╔══

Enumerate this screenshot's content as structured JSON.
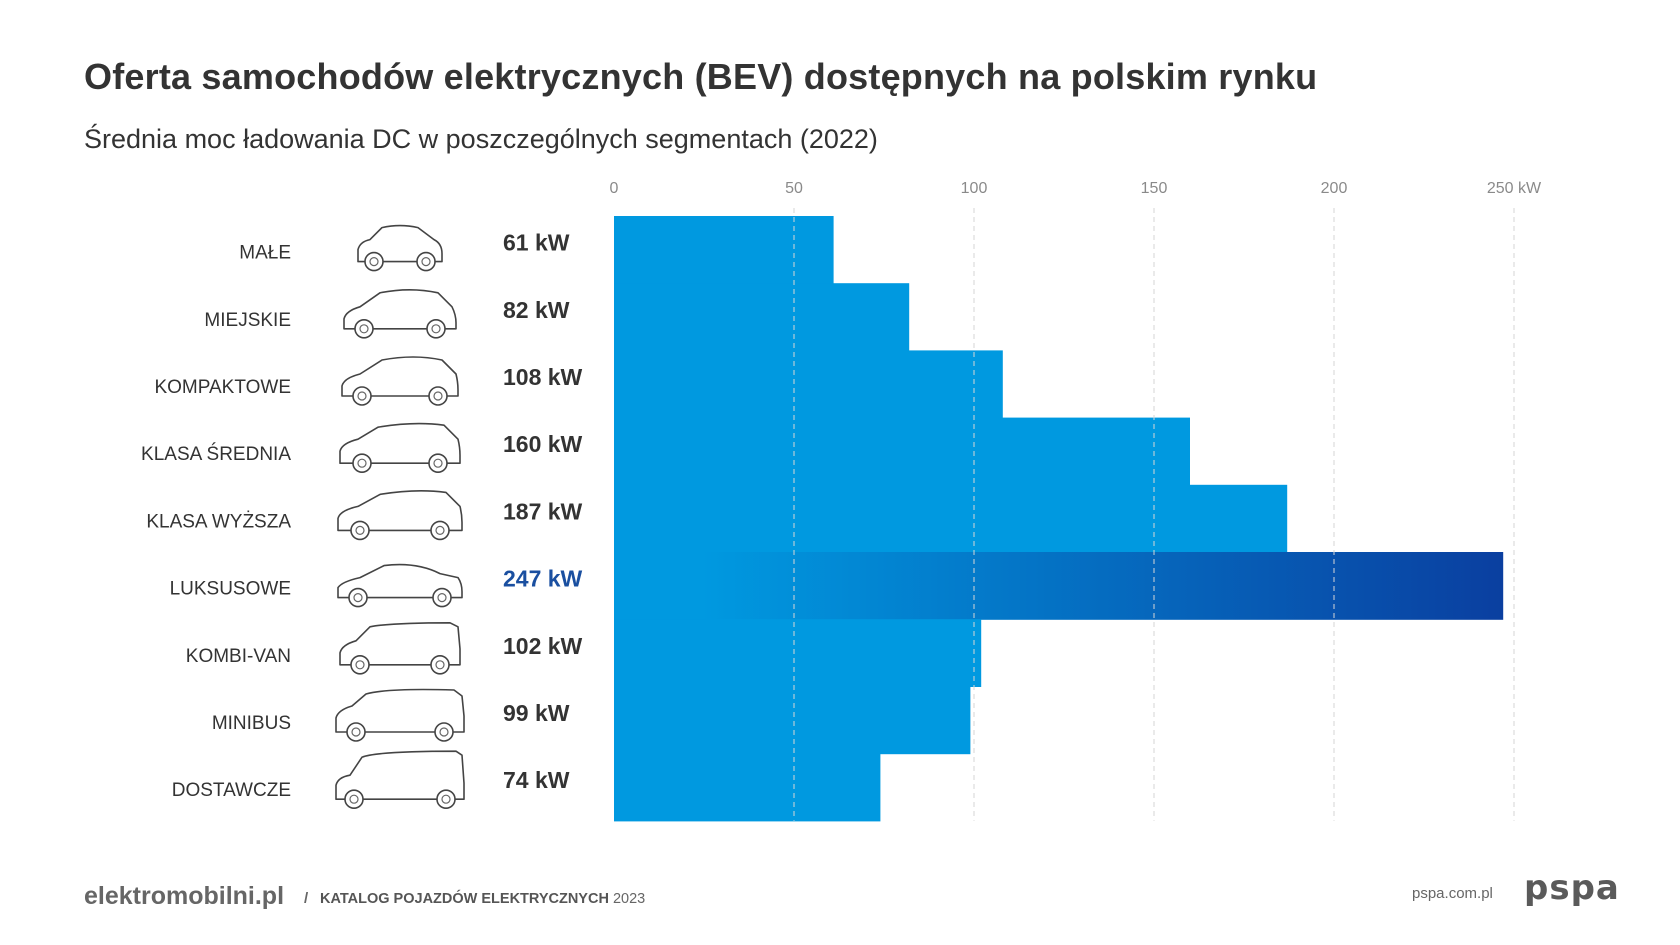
{
  "title": "Oferta samochodów elektrycznych (BEV) dostępnych na polskim rynku",
  "subtitle": "Średnia moc ładowania DC w poszczególnych segmentach (2022)",
  "colors": {
    "bar": "#0099e0",
    "highlight_start": "#0099e0",
    "highlight_end": "#0a3fa0",
    "highlight_text": "#1a4fa0",
    "text": "#333333",
    "grid": "#d6d6d6",
    "tick": "#8a8a8a"
  },
  "chart_data": {
    "type": "bar",
    "orientation": "horizontal",
    "categories": [
      "MAŁE",
      "MIEJSKIE",
      "KOMPAKTOWE",
      "KLASA ŚREDNIA",
      "KLASA WYŻSZA",
      "LUKSUSOWE",
      "KOMBI-VAN",
      "MINIBUS",
      "DOSTAWCZE"
    ],
    "values": [
      61,
      82,
      108,
      160,
      187,
      247,
      102,
      99,
      74
    ],
    "value_labels": [
      "61 kW",
      "82 kW",
      "108 kW",
      "160 kW",
      "187 kW",
      "247 kW",
      "102 kW",
      "99 kW",
      "74 kW"
    ],
    "highlight_index": 5,
    "xlim": [
      0,
      250
    ],
    "ticks": [
      0,
      50,
      100,
      150,
      200,
      250
    ],
    "tick_labels": [
      "0",
      "50",
      "100",
      "150",
      "200",
      "250 kW"
    ],
    "grid": true,
    "icons": [
      "microcar-icon",
      "city-car-icon",
      "compact-car-icon",
      "mid-suv-icon",
      "upper-suv-icon",
      "luxury-sedan-icon",
      "combi-van-icon",
      "minibus-icon",
      "delivery-van-icon"
    ]
  },
  "footer": {
    "brand": "elektromobilni.pl",
    "separator": "/",
    "catalog": "KATALOG POJAZDÓW ELEKTRYCZNYCH",
    "catalog_year": "2023",
    "url": "pspa.com.pl",
    "logo": "pspa"
  }
}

╚══

- CHALLENGE: Write out the material above again, word for word, minus its pictures.

- ANSWER:
Enumerate this screenshot's content as structured JSON.
{
  "title": "Oferta samochodów elektrycznych (BEV) dostępnych na polskim rynku",
  "subtitle": "Średnia moc ładowania DC w poszczególnych segmentach (2022)",
  "colors": {
    "bar": "#0099e0",
    "highlight_start": "#0099e0",
    "highlight_end": "#0a3fa0",
    "highlight_text": "#1a4fa0",
    "text": "#333333",
    "grid": "#d6d6d6",
    "tick": "#8a8a8a"
  },
  "chart_data": {
    "type": "bar",
    "orientation": "horizontal",
    "categories": [
      "MAŁE",
      "MIEJSKIE",
      "KOMPAKTOWE",
      "KLASA ŚREDNIA",
      "KLASA WYŻSZA",
      "LUKSUSOWE",
      "KOMBI-VAN",
      "MINIBUS",
      "DOSTAWCZE"
    ],
    "values": [
      61,
      82,
      108,
      160,
      187,
      247,
      102,
      99,
      74
    ],
    "value_labels": [
      "61 kW",
      "82 kW",
      "108 kW",
      "160 kW",
      "187 kW",
      "247 kW",
      "102 kW",
      "99 kW",
      "74 kW"
    ],
    "highlight_index": 5,
    "xlim": [
      0,
      250
    ],
    "ticks": [
      0,
      50,
      100,
      150,
      200,
      250
    ],
    "tick_labels": [
      "0",
      "50",
      "100",
      "150",
      "200",
      "250 kW"
    ],
    "grid": true,
    "icons": [
      "microcar-icon",
      "city-car-icon",
      "compact-car-icon",
      "mid-suv-icon",
      "upper-suv-icon",
      "luxury-sedan-icon",
      "combi-van-icon",
      "minibus-icon",
      "delivery-van-icon"
    ]
  },
  "footer": {
    "brand": "elektromobilni.pl",
    "separator": "/",
    "catalog": "KATALOG POJAZDÓW ELEKTRYCZNYCH",
    "catalog_year": "2023",
    "url": "pspa.com.pl",
    "logo": "pspa"
  }
}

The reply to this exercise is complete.